# [WHAT TO DO]
Go through the records and show each line where the word "value" occurs.

# [GIVEN DATA]
•••••
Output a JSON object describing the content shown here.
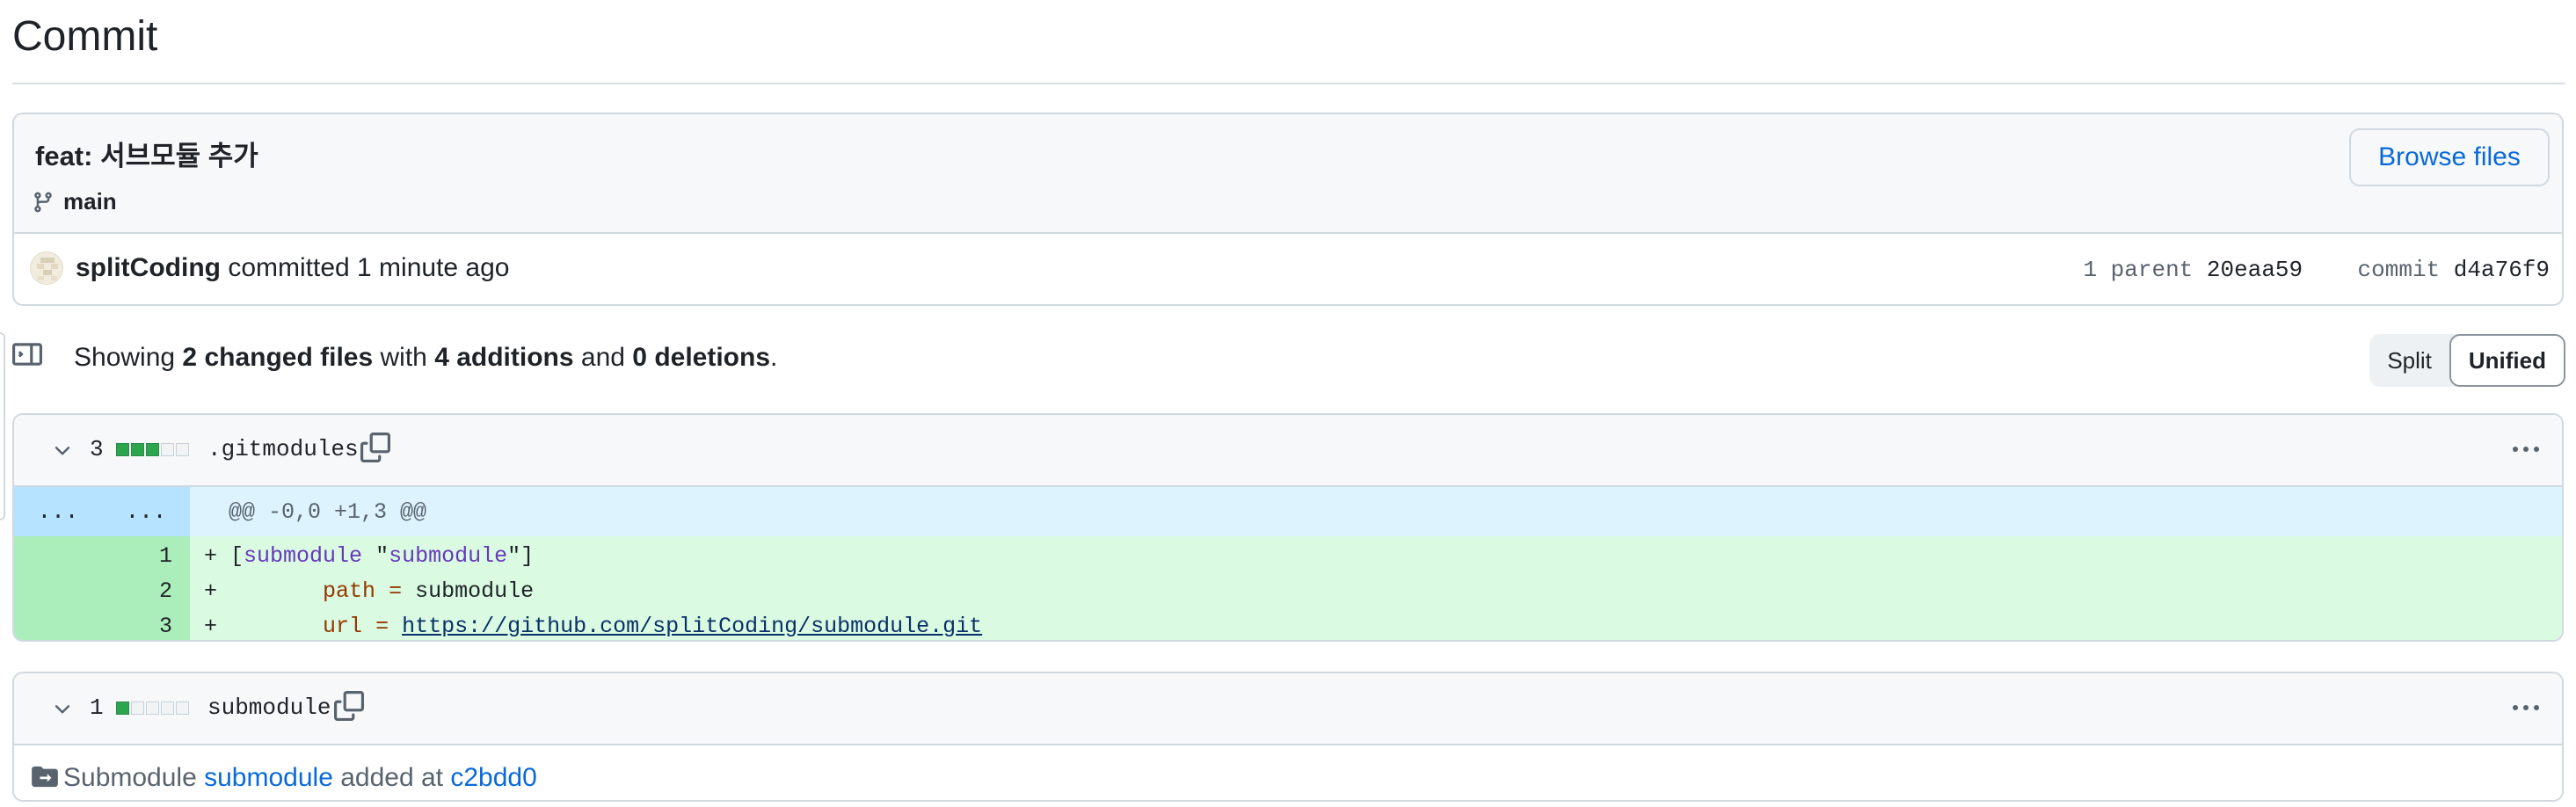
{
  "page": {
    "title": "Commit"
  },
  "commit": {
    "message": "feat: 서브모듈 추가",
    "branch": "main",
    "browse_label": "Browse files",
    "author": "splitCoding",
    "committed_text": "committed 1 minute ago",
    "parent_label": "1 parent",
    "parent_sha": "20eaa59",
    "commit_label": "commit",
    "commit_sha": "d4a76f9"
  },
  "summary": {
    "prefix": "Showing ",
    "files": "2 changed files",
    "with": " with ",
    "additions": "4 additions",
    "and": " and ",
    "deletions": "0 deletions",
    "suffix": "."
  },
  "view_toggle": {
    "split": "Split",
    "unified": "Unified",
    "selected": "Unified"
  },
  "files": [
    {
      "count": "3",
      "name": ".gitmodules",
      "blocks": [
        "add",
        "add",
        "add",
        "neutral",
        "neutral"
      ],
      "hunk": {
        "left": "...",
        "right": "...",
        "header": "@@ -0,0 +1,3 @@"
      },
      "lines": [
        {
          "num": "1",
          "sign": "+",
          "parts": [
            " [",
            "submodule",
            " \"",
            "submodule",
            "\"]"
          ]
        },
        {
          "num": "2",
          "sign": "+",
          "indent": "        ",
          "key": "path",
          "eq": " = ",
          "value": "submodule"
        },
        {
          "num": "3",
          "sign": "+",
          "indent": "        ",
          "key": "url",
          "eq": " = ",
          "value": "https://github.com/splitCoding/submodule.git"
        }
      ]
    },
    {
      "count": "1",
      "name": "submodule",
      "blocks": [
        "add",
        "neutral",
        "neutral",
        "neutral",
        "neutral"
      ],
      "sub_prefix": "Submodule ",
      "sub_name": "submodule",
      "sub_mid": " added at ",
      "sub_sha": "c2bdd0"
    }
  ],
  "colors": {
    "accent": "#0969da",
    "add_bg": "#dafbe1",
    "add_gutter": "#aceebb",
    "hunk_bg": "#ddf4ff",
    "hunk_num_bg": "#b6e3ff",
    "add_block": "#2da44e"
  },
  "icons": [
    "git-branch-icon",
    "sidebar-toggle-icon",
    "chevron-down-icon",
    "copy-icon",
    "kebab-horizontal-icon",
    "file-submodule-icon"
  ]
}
•••••
# [THE ANSWER]
          "value": "submodule"
          "value": "https://github.com/splitCoding/submodule.git"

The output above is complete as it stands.